◆ EXERCISE DESCRIPTION: Print the data exactly as it is given, please.
◇ ◇ ◇
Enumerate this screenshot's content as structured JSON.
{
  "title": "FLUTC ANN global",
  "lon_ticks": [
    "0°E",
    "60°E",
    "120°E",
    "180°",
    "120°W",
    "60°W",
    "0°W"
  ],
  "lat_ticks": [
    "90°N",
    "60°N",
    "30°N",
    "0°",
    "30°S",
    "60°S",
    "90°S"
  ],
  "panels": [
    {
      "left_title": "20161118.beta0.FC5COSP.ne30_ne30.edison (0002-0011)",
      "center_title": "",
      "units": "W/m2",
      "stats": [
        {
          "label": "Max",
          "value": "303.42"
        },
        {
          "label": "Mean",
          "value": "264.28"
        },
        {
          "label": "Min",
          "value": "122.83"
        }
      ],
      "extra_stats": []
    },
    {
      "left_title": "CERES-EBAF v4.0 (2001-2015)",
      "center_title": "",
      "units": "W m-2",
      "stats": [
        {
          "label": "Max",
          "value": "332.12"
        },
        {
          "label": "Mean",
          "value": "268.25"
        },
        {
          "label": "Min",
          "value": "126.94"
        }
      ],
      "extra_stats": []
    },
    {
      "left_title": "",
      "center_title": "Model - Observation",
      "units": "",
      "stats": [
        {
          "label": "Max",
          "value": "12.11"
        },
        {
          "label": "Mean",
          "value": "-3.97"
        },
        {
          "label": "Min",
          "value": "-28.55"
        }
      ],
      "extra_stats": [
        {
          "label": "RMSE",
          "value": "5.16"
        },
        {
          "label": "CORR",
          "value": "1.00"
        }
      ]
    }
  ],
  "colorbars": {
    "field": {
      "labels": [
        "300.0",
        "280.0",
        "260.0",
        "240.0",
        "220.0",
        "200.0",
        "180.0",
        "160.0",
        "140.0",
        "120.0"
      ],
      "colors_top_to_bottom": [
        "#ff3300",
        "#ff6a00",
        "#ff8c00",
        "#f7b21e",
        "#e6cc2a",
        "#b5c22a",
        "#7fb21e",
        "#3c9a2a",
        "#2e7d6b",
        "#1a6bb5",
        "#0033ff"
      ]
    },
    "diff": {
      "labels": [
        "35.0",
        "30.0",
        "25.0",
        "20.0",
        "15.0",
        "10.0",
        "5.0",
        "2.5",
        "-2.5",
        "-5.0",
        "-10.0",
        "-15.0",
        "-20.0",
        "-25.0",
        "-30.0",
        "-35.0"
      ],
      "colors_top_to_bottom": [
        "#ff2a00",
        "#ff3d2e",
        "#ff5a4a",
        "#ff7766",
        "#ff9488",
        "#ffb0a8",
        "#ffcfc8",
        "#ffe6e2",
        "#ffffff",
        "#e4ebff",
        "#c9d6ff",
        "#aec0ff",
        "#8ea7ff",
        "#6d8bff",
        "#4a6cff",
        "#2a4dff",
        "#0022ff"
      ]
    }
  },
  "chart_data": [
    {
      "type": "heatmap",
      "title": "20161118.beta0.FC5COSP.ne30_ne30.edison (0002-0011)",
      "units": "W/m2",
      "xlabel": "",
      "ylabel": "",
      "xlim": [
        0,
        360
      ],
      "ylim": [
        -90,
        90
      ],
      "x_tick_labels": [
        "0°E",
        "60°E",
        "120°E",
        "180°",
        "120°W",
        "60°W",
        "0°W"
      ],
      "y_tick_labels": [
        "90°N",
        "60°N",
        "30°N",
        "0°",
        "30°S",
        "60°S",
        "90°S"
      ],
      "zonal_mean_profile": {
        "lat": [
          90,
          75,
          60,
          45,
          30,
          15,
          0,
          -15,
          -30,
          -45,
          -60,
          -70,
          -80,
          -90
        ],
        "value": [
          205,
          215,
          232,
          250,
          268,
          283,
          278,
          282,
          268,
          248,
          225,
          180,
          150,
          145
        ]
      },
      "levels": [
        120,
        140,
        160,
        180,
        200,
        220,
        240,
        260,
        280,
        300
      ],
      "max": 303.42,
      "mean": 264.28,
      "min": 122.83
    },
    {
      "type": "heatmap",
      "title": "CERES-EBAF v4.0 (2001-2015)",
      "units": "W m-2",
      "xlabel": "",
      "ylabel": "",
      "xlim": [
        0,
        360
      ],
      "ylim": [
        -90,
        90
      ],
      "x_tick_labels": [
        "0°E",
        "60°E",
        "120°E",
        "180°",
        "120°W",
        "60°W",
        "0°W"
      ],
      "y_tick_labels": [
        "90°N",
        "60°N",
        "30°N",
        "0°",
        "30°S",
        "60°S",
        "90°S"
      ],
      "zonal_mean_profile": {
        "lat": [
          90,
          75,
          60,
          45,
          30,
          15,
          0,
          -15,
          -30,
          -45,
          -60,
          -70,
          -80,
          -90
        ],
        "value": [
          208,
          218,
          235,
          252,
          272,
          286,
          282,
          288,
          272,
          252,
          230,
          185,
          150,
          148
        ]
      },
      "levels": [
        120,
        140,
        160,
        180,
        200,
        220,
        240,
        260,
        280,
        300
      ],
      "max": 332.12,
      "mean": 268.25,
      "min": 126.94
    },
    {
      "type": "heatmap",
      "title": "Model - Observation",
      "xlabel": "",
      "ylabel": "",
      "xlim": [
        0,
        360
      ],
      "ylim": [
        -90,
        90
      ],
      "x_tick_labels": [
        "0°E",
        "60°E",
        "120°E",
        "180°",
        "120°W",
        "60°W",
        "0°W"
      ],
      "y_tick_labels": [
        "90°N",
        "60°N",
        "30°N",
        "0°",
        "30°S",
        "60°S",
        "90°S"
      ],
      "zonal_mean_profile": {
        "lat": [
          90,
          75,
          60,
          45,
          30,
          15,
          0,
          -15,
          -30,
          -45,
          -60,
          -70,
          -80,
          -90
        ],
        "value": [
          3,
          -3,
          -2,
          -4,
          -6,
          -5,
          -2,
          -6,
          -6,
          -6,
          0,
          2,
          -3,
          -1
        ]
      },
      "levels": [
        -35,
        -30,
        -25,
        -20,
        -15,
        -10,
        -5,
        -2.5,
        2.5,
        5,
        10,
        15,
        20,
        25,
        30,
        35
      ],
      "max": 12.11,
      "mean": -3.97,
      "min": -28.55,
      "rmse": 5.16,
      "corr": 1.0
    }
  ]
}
◇ ◇ ◇
◆ THE RESPONSE:
Enumerate this screenshot's content as structured JSON.
{
  "title": "FLUTC ANN global",
  "lon_ticks": [
    "0°E",
    "60°E",
    "120°E",
    "180°",
    "120°W",
    "60°W",
    "0°W"
  ],
  "lat_ticks": [
    "90°N",
    "60°N",
    "30°N",
    "0°",
    "30°S",
    "60°S",
    "90°S"
  ],
  "panels": [
    {
      "left_title": "20161118.beta0.FC5COSP.ne30_ne30.edison (0002-0011)",
      "center_title": "",
      "units": "W/m2",
      "stats": [
        {
          "label": "Max",
          "value": "303.42"
        },
        {
          "label": "Mean",
          "value": "264.28"
        },
        {
          "label": "Min",
          "value": "122.83"
        }
      ],
      "extra_stats": []
    },
    {
      "left_title": "CERES-EBAF v4.0 (2001-2015)",
      "center_title": "",
      "units": "W m-2",
      "stats": [
        {
          "label": "Max",
          "value": "332.12"
        },
        {
          "label": "Mean",
          "value": "268.25"
        },
        {
          "label": "Min",
          "value": "126.94"
        }
      ],
      "extra_stats": []
    },
    {
      "left_title": "",
      "center_title": "Model - Observation",
      "units": "",
      "stats": [
        {
          "label": "Max",
          "value": "12.11"
        },
        {
          "label": "Mean",
          "value": "-3.97"
        },
        {
          "label": "Min",
          "value": "-28.55"
        }
      ],
      "extra_stats": [
        {
          "label": "RMSE",
          "value": "5.16"
        },
        {
          "label": "CORR",
          "value": "1.00"
        }
      ]
    }
  ],
  "colorbars": {
    "field": {
      "labels": [
        "300.0",
        "280.0",
        "260.0",
        "240.0",
        "220.0",
        "200.0",
        "180.0",
        "160.0",
        "140.0",
        "120.0"
      ],
      "colors_top_to_bottom": [
        "#ff3300",
        "#ff6a00",
        "#ff8c00",
        "#f7b21e",
        "#e6cc2a",
        "#b5c22a",
        "#7fb21e",
        "#3c9a2a",
        "#2e7d6b",
        "#1a6bb5",
        "#0033ff"
      ]
    },
    "diff": {
      "labels": [
        "35.0",
        "30.0",
        "25.0",
        "20.0",
        "15.0",
        "10.0",
        "5.0",
        "2.5",
        "-2.5",
        "-5.0",
        "-10.0",
        "-15.0",
        "-20.0",
        "-25.0",
        "-30.0",
        "-35.0"
      ],
      "colors_top_to_bottom": [
        "#ff2a00",
        "#ff3d2e",
        "#ff5a4a",
        "#ff7766",
        "#ff9488",
        "#ffb0a8",
        "#ffcfc8",
        "#ffe6e2",
        "#ffffff",
        "#e4ebff",
        "#c9d6ff",
        "#aec0ff",
        "#8ea7ff",
        "#6d8bff",
        "#4a6cff",
        "#2a4dff",
        "#0022ff"
      ]
    }
  },
  "chart_data": [
    {
      "type": "heatmap",
      "title": "20161118.beta0.FC5COSP.ne30_ne30.edison (0002-0011)",
      "units": "W/m2",
      "xlabel": "",
      "ylabel": "",
      "xlim": [
        0,
        360
      ],
      "ylim": [
        -90,
        90
      ],
      "x_tick_labels": [
        "0°E",
        "60°E",
        "120°E",
        "180°",
        "120°W",
        "60°W",
        "0°W"
      ],
      "y_tick_labels": [
        "90°N",
        "60°N",
        "30°N",
        "0°",
        "30°S",
        "60°S",
        "90°S"
      ],
      "zonal_mean_profile": {
        "lat": [
          90,
          75,
          60,
          45,
          30,
          15,
          0,
          -15,
          -30,
          -45,
          -60,
          -70,
          -80,
          -90
        ],
        "value": [
          205,
          215,
          232,
          250,
          268,
          283,
          278,
          282,
          268,
          248,
          225,
          180,
          150,
          145
        ]
      },
      "levels": [
        120,
        140,
        160,
        180,
        200,
        220,
        240,
        260,
        280,
        300
      ],
      "max": 303.42,
      "mean": 264.28,
      "min": 122.83
    },
    {
      "type": "heatmap",
      "title": "CERES-EBAF v4.0 (2001-2015)",
      "units": "W m-2",
      "xlabel": "",
      "ylabel": "",
      "xlim": [
        0,
        360
      ],
      "ylim": [
        -90,
        90
      ],
      "x_tick_labels": [
        "0°E",
        "60°E",
        "120°E",
        "180°",
        "120°W",
        "60°W",
        "0°W"
      ],
      "y_tick_labels": [
        "90°N",
        "60°N",
        "30°N",
        "0°",
        "30°S",
        "60°S",
        "90°S"
      ],
      "zonal_mean_profile": {
        "lat": [
          90,
          75,
          60,
          45,
          30,
          15,
          0,
          -15,
          -30,
          -45,
          -60,
          -70,
          -80,
          -90
        ],
        "value": [
          208,
          218,
          235,
          252,
          272,
          286,
          282,
          288,
          272,
          252,
          230,
          185,
          150,
          148
        ]
      },
      "levels": [
        120,
        140,
        160,
        180,
        200,
        220,
        240,
        260,
        280,
        300
      ],
      "max": 332.12,
      "mean": 268.25,
      "min": 126.94
    },
    {
      "type": "heatmap",
      "title": "Model - Observation",
      "xlabel": "",
      "ylabel": "",
      "xlim": [
        0,
        360
      ],
      "ylim": [
        -90,
        90
      ],
      "x_tick_labels": [
        "0°E",
        "60°E",
        "120°E",
        "180°",
        "120°W",
        "60°W",
        "0°W"
      ],
      "y_tick_labels": [
        "90°N",
        "60°N",
        "30°N",
        "0°",
        "30°S",
        "60°S",
        "90°S"
      ],
      "zonal_mean_profile": {
        "lat": [
          90,
          75,
          60,
          45,
          30,
          15,
          0,
          -15,
          -30,
          -45,
          -60,
          -70,
          -80,
          -90
        ],
        "value": [
          3,
          -3,
          -2,
          -4,
          -6,
          -5,
          -2,
          -6,
          -6,
          -6,
          0,
          2,
          -3,
          -1
        ]
      },
      "levels": [
        -35,
        -30,
        -25,
        -20,
        -15,
        -10,
        -5,
        -2.5,
        2.5,
        5,
        10,
        15,
        20,
        25,
        30,
        35
      ],
      "max": 12.11,
      "mean": -3.97,
      "min": -28.55,
      "rmse": 5.16,
      "corr": 1.0
    }
  ]
}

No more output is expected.